> **Your goal**:
Show every line of the records below that contains the word "percent".

(Figure data in JSON)
┌──
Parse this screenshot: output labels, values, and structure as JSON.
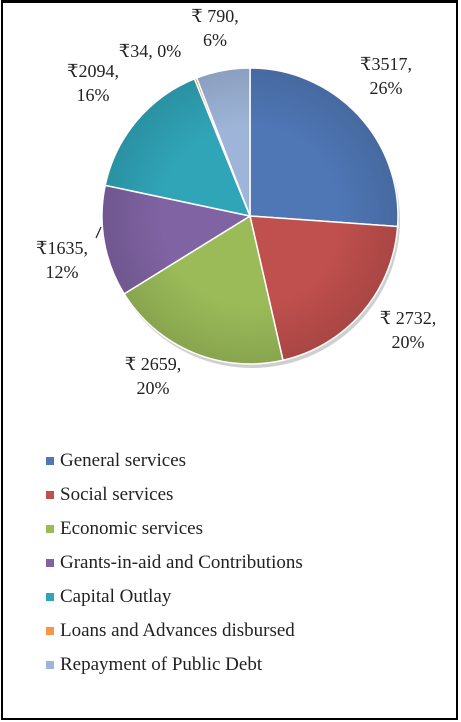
{
  "chart_data": {
    "type": "pie",
    "title": "",
    "slices": [
      {
        "name": "General services",
        "value": 3517,
        "percent": 26,
        "label": [
          "₹3517,",
          "26%"
        ],
        "color": "#4f77b6"
      },
      {
        "name": "Social services",
        "value": 2732,
        "percent": 20,
        "label": [
          "₹ 2732,",
          "20%"
        ],
        "color": "#c0504d"
      },
      {
        "name": "Economic services",
        "value": 2659,
        "percent": 20,
        "label": [
          "₹ 2659,",
          "20%"
        ],
        "color": "#9bbb59"
      },
      {
        "name": "Grants-in-aid and Contributions",
        "value": 1635,
        "percent": 12,
        "label": [
          "₹1635,",
          "12%"
        ],
        "color": "#7f63a3"
      },
      {
        "name": "Capital Outlay",
        "value": 2094,
        "percent": 16,
        "label": [
          "₹2094,",
          "16%"
        ],
        "color": "#30a5b8"
      },
      {
        "name": "Loans and Advances disbursed",
        "value": 34,
        "percent": 0,
        "label": [
          "₹34, 0%"
        ],
        "color": "#f79646"
      },
      {
        "name": "Repayment of Public Debt",
        "value": 790,
        "percent": 6,
        "label": [
          "₹ 790,",
          "6%"
        ],
        "color": "#9eb5d9"
      }
    ],
    "legend_position": "bottom"
  }
}
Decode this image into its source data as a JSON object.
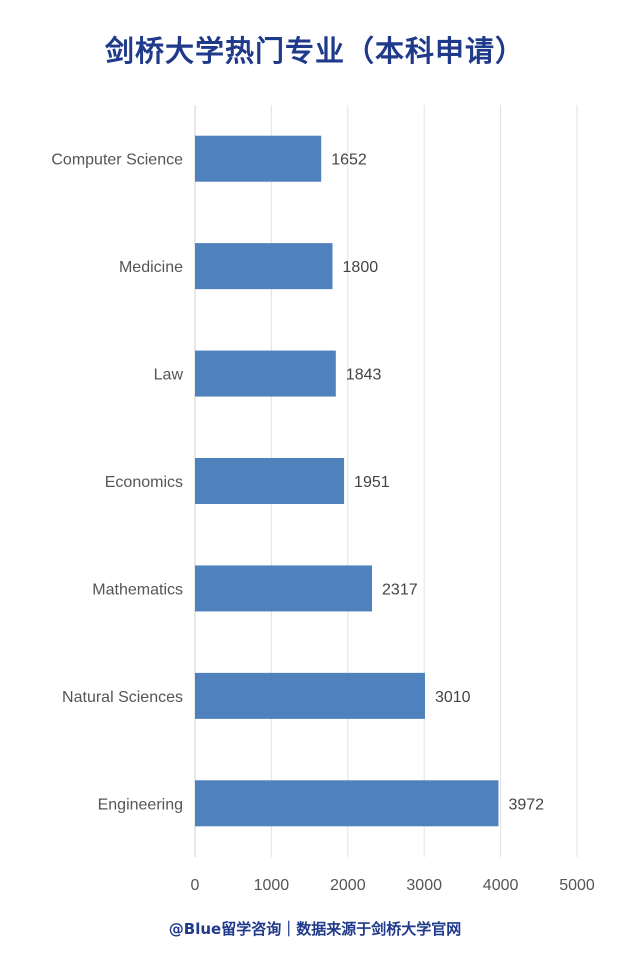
{
  "page": {
    "title": "剑桥大学热门专业（本科申请）",
    "footer": "@Blue留学咨询｜数据来源于剑桥大学官网",
    "title_color": "#1f3a8a",
    "footer_color": "#1f3a8a"
  },
  "chart_data": {
    "type": "bar",
    "orientation": "horizontal",
    "title": "剑桥大学热门专业（本科申请）",
    "xlabel": "",
    "ylabel": "",
    "categories": [
      "Computer Science",
      "Medicine",
      "Law",
      "Economics",
      "Mathematics",
      "Natural Sciences",
      "Engineering"
    ],
    "values": [
      1652,
      1800,
      1843,
      1951,
      2317,
      3010,
      3972
    ],
    "xlim": [
      0,
      5000
    ],
    "xticks": [
      0,
      1000,
      2000,
      3000,
      4000,
      5000
    ],
    "bar_color": "#4f81bd",
    "grid": true,
    "legend": "none",
    "data_labels": true
  }
}
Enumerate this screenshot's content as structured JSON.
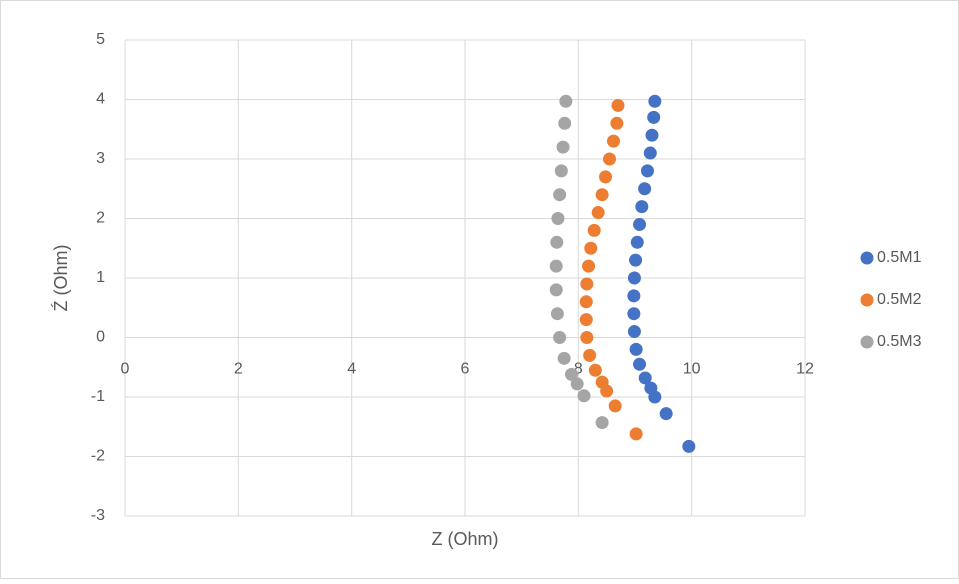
{
  "chart_data": {
    "type": "scatter",
    "x_label": "Z (Ohm)",
    "y_label": "Ź  (Ohm)",
    "xlim": [
      0,
      12
    ],
    "xticks": [
      0,
      2,
      4,
      6,
      8,
      10,
      12
    ],
    "ylim": [
      -3,
      5
    ],
    "yticks": [
      -3,
      -2,
      -1,
      0,
      1,
      2,
      3,
      4,
      5
    ],
    "grid": true,
    "legend": "right",
    "series": [
      {
        "name": "0.5M1",
        "color": "#4472c4",
        "x": [
          9.35,
          9.33,
          9.3,
          9.27,
          9.22,
          9.17,
          9.12,
          9.08,
          9.04,
          9.01,
          8.99,
          8.98,
          8.98,
          8.99,
          9.02,
          9.08,
          9.18,
          9.28,
          9.35,
          9.55,
          9.95
        ],
        "values": [
          3.97,
          3.7,
          3.4,
          3.1,
          2.8,
          2.5,
          2.2,
          1.9,
          1.6,
          1.3,
          1.0,
          0.7,
          0.4,
          0.1,
          -0.2,
          -0.45,
          -0.68,
          -0.85,
          -1.0,
          -1.28,
          -1.83
        ]
      },
      {
        "name": "0.5M2",
        "color": "#ed7d31",
        "x": [
          8.7,
          8.68,
          8.62,
          8.55,
          8.48,
          8.42,
          8.35,
          8.28,
          8.22,
          8.18,
          8.15,
          8.14,
          8.14,
          8.15,
          8.2,
          8.3,
          8.42,
          8.5,
          8.65,
          9.02
        ],
        "values": [
          3.9,
          3.6,
          3.3,
          3.0,
          2.7,
          2.4,
          2.1,
          1.8,
          1.5,
          1.2,
          0.9,
          0.6,
          0.3,
          0.0,
          -0.3,
          -0.55,
          -0.75,
          -0.9,
          -1.15,
          -1.62
        ]
      },
      {
        "name": "0.5M3",
        "color": "#a5a5a5",
        "x": [
          7.78,
          7.76,
          7.73,
          7.7,
          7.67,
          7.64,
          7.62,
          7.61,
          7.61,
          7.63,
          7.67,
          7.75,
          7.88,
          7.98,
          8.1,
          8.42
        ],
        "values": [
          3.97,
          3.6,
          3.2,
          2.8,
          2.4,
          2.0,
          1.6,
          1.2,
          0.8,
          0.4,
          0.0,
          -0.35,
          -0.62,
          -0.78,
          -0.98,
          -1.43
        ]
      }
    ]
  }
}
└──
> **Complete response**:
        "percent": 26,
        "percent": 20,
        "percent": 20,
        "percent": 12,
        "percent": 16,
        "percent": 0,
        "percent": 6,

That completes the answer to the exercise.